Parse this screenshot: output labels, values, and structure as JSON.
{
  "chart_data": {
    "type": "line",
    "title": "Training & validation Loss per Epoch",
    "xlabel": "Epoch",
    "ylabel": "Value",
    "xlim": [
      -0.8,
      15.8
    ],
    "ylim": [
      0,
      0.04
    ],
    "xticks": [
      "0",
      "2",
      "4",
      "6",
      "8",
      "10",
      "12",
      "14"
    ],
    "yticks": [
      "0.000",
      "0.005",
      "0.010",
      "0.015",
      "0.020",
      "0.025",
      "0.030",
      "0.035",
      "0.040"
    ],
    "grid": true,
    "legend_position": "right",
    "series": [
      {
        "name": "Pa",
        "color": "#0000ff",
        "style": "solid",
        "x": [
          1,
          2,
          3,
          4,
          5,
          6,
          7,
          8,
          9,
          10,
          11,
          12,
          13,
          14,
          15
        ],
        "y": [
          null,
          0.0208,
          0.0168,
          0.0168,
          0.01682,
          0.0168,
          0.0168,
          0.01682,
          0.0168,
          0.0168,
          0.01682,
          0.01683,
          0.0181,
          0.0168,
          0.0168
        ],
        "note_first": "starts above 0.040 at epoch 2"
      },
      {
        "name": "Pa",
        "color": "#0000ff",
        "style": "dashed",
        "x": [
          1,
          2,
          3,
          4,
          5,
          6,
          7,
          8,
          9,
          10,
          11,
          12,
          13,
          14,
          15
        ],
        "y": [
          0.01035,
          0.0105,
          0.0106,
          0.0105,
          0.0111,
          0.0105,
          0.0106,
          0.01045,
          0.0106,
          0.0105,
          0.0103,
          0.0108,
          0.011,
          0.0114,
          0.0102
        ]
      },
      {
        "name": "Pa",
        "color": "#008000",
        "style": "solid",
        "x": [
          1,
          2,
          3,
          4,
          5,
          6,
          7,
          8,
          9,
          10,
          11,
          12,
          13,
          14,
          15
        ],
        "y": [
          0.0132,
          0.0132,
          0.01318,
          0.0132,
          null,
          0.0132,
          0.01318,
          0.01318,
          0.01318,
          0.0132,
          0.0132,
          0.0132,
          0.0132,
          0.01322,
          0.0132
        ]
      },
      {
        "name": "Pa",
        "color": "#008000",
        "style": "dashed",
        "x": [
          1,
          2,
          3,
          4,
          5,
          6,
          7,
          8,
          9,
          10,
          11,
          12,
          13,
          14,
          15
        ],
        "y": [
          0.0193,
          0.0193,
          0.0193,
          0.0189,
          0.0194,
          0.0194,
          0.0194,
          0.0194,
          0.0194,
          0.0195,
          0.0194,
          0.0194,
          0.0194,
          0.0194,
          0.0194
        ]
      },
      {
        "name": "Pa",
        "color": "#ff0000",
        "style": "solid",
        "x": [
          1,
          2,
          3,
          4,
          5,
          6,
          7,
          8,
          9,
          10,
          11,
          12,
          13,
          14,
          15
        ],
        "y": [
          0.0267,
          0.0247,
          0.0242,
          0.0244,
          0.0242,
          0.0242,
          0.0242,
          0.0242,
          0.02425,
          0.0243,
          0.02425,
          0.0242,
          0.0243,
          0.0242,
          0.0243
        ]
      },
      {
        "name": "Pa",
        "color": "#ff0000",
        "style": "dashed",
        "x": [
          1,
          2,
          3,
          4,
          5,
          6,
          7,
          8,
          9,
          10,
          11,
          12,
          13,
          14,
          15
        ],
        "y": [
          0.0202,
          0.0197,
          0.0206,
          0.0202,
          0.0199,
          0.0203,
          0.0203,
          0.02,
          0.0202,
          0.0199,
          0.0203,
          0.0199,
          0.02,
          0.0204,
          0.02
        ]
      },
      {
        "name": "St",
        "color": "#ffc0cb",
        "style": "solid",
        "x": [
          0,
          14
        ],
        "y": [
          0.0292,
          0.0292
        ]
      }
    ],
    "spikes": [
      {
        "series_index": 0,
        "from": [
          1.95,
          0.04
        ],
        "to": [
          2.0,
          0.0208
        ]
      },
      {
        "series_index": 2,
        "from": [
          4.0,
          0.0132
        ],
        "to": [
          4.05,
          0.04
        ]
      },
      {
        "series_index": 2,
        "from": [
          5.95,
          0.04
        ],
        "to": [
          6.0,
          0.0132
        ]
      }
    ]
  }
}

* * *

§ **What the task asks**: Set all of the entries down again, exactly as they were given.

§ **Solution**:
Parse this screenshot: output labels, values, and structure as JSON.
{
  "chart_data": {
    "type": "line",
    "title": "Training & validation Loss per Epoch",
    "xlabel": "Epoch",
    "ylabel": "Value",
    "xlim": [
      -0.8,
      15.8
    ],
    "ylim": [
      0,
      0.04
    ],
    "xticks": [
      "0",
      "2",
      "4",
      "6",
      "8",
      "10",
      "12",
      "14"
    ],
    "yticks": [
      "0.000",
      "0.005",
      "0.010",
      "0.015",
      "0.020",
      "0.025",
      "0.030",
      "0.035",
      "0.040"
    ],
    "grid": true,
    "legend_position": "right",
    "series": [
      {
        "name": "Pa",
        "color": "#0000ff",
        "style": "solid",
        "x": [
          1,
          2,
          3,
          4,
          5,
          6,
          7,
          8,
          9,
          10,
          11,
          12,
          13,
          14,
          15
        ],
        "y": [
          null,
          0.0208,
          0.0168,
          0.0168,
          0.01682,
          0.0168,
          0.0168,
          0.01682,
          0.0168,
          0.0168,
          0.01682,
          0.01683,
          0.0181,
          0.0168,
          0.0168
        ],
        "note_first": "starts above 0.040 at epoch 2"
      },
      {
        "name": "Pa",
        "color": "#0000ff",
        "style": "dashed",
        "x": [
          1,
          2,
          3,
          4,
          5,
          6,
          7,
          8,
          9,
          10,
          11,
          12,
          13,
          14,
          15
        ],
        "y": [
          0.01035,
          0.0105,
          0.0106,
          0.0105,
          0.0111,
          0.0105,
          0.0106,
          0.01045,
          0.0106,
          0.0105,
          0.0103,
          0.0108,
          0.011,
          0.0114,
          0.0102
        ]
      },
      {
        "name": "Pa",
        "color": "#008000",
        "style": "solid",
        "x": [
          1,
          2,
          3,
          4,
          5,
          6,
          7,
          8,
          9,
          10,
          11,
          12,
          13,
          14,
          15
        ],
        "y": [
          0.0132,
          0.0132,
          0.01318,
          0.0132,
          null,
          0.0132,
          0.01318,
          0.01318,
          0.01318,
          0.0132,
          0.0132,
          0.0132,
          0.0132,
          0.01322,
          0.0132
        ]
      },
      {
        "name": "Pa",
        "color": "#008000",
        "style": "dashed",
        "x": [
          1,
          2,
          3,
          4,
          5,
          6,
          7,
          8,
          9,
          10,
          11,
          12,
          13,
          14,
          15
        ],
        "y": [
          0.0193,
          0.0193,
          0.0193,
          0.0189,
          0.0194,
          0.0194,
          0.0194,
          0.0194,
          0.0194,
          0.0195,
          0.0194,
          0.0194,
          0.0194,
          0.0194,
          0.0194
        ]
      },
      {
        "name": "Pa",
        "color": "#ff0000",
        "style": "solid",
        "x": [
          1,
          2,
          3,
          4,
          5,
          6,
          7,
          8,
          9,
          10,
          11,
          12,
          13,
          14,
          15
        ],
        "y": [
          0.0267,
          0.0247,
          0.0242,
          0.0244,
          0.0242,
          0.0242,
          0.0242,
          0.0242,
          0.02425,
          0.0243,
          0.02425,
          0.0242,
          0.0243,
          0.0242,
          0.0243
        ]
      },
      {
        "name": "Pa",
        "color": "#ff0000",
        "style": "dashed",
        "x": [
          1,
          2,
          3,
          4,
          5,
          6,
          7,
          8,
          9,
          10,
          11,
          12,
          13,
          14,
          15
        ],
        "y": [
          0.0202,
          0.0197,
          0.0206,
          0.0202,
          0.0199,
          0.0203,
          0.0203,
          0.02,
          0.0202,
          0.0199,
          0.0203,
          0.0199,
          0.02,
          0.0204,
          0.02
        ]
      },
      {
        "name": "St",
        "color": "#ffc0cb",
        "style": "solid",
        "x": [
          0,
          14
        ],
        "y": [
          0.0292,
          0.0292
        ]
      }
    ],
    "spikes": [
      {
        "series_index": 0,
        "from": [
          1.95,
          0.04
        ],
        "to": [
          2.0,
          0.0208
        ]
      },
      {
        "series_index": 2,
        "from": [
          4.0,
          0.0132
        ],
        "to": [
          4.05,
          0.04
        ]
      },
      {
        "series_index": 2,
        "from": [
          5.95,
          0.04
        ],
        "to": [
          6.0,
          0.0132
        ]
      }
    ]
  }
}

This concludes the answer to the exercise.